Der Wind baut sich angenehm am Vormittag auf und wir fahren in der großen Bucht am Land entlang um auch etwas sehen zu können. Fantastisch aber auch leicht beängstigend anzusehen sind die Wolkengebilde die sich hinter uns zu einem Regenwetter zusammenschließen, vor uns noch riesige Blumenkohlwolken. Noch sind wir in hab Acht Stellung obwohl wir wissen, dass der meiste Wind bei einem gänzlich Wolken losen Himmel weht.

Es kommen dann auch ein paar Böen und das Beste ist, der Wind dreht genau so wie wir ihn brauchen. Am Kap ist dann alles anders, es empfängt uns eine kabbelige Welle bei einem Vorwindkurs, gar nicht lustig. Als dann der Wind auch noch einschläft die Welle aber bleibt, schaukeln wir unter Motor Richtung Paxos, zum Glück ist es nicht mehr weit. Über Funk haben wir noch was von 5-6 Bft gehört, aber hier macht der Wind ne Pause. Die Welle schiebt uns in die Bucht, die wirklich sehr schön aussieht.

=======

# Zu erledigende Aufgabe:
Schreib bitte alle Sätze aus dem Ausgangstext heraus, in denen das Wort „Welle“ vorkommt.

=======

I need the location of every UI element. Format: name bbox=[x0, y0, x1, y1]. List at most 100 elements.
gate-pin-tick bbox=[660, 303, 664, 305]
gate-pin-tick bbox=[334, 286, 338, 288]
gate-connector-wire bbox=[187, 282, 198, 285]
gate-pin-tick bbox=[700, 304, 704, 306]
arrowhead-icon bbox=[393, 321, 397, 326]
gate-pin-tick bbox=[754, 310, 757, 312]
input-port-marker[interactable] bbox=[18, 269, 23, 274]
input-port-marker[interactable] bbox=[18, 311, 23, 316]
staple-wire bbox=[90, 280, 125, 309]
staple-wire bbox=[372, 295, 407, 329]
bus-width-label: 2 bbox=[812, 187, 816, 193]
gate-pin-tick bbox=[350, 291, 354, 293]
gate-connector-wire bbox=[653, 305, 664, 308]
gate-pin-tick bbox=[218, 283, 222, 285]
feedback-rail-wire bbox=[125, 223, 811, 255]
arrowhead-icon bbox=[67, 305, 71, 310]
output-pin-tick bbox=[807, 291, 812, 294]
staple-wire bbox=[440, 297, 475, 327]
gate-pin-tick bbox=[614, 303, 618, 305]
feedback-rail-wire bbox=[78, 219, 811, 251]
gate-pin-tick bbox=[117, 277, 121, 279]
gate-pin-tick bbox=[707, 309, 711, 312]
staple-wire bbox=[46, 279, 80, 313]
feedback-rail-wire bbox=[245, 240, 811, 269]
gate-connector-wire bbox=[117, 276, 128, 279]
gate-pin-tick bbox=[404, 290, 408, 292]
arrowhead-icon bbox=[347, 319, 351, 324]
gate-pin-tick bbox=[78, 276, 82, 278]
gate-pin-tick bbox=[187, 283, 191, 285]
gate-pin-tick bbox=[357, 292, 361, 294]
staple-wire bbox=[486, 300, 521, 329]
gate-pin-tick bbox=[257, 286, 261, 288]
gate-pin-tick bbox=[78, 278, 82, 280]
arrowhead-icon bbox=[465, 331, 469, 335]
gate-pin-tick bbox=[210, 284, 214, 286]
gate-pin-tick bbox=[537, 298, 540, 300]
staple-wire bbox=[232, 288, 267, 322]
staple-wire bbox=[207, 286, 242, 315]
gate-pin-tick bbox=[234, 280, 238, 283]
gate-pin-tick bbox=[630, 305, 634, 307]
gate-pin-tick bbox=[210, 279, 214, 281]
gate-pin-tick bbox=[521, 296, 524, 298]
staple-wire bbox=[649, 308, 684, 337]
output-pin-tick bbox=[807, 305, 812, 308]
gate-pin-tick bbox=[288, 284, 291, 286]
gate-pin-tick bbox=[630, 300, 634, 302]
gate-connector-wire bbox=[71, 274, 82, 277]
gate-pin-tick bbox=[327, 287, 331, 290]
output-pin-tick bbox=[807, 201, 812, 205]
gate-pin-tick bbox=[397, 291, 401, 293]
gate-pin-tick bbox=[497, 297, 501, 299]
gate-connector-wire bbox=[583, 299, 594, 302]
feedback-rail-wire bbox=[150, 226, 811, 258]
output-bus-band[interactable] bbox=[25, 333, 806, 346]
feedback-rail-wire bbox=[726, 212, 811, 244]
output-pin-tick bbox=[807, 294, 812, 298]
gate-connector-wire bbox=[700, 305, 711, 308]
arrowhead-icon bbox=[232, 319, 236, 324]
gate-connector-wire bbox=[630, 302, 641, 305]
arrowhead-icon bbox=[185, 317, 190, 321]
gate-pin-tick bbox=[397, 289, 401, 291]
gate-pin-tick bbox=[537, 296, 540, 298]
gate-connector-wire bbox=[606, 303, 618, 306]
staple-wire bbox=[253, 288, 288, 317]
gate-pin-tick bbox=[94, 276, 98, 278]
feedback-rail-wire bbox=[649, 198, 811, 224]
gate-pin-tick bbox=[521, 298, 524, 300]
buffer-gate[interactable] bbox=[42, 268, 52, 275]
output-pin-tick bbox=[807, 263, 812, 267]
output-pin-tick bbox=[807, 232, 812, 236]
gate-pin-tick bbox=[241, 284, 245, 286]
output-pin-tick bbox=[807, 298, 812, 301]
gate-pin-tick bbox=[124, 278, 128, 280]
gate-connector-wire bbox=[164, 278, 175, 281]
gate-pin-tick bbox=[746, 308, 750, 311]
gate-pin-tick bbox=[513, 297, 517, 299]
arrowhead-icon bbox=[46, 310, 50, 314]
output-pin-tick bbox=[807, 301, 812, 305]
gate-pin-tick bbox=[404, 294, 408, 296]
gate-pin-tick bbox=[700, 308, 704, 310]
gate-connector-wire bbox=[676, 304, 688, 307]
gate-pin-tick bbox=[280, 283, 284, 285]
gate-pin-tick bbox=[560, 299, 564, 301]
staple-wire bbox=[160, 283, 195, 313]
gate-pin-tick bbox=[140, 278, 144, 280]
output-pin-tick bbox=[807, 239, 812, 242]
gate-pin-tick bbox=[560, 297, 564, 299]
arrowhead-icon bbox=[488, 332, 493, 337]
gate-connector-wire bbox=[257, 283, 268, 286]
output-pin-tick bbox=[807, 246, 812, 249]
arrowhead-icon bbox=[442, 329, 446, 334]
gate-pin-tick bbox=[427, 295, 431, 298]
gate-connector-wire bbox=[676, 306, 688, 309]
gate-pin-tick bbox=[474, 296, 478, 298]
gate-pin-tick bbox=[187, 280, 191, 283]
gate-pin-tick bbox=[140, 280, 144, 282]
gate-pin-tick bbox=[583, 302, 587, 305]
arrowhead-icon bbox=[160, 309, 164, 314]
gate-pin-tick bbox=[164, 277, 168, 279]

=======

# Schriftliche Antwort:
- Am Kap ist dann alles anders, es empfängt uns eine kabbelige Welle bei einem Vorwindkurs, gar nicht lustig.
- Als dann der Wind auch noch einschläft die Welle aber bleibt, schaukeln wir unter Motor Richtung Paxos, zum Glück ist es nicht mehr weit.
- Die Welle schiebt uns in die Bucht, die wirklich sehr schön aussieht.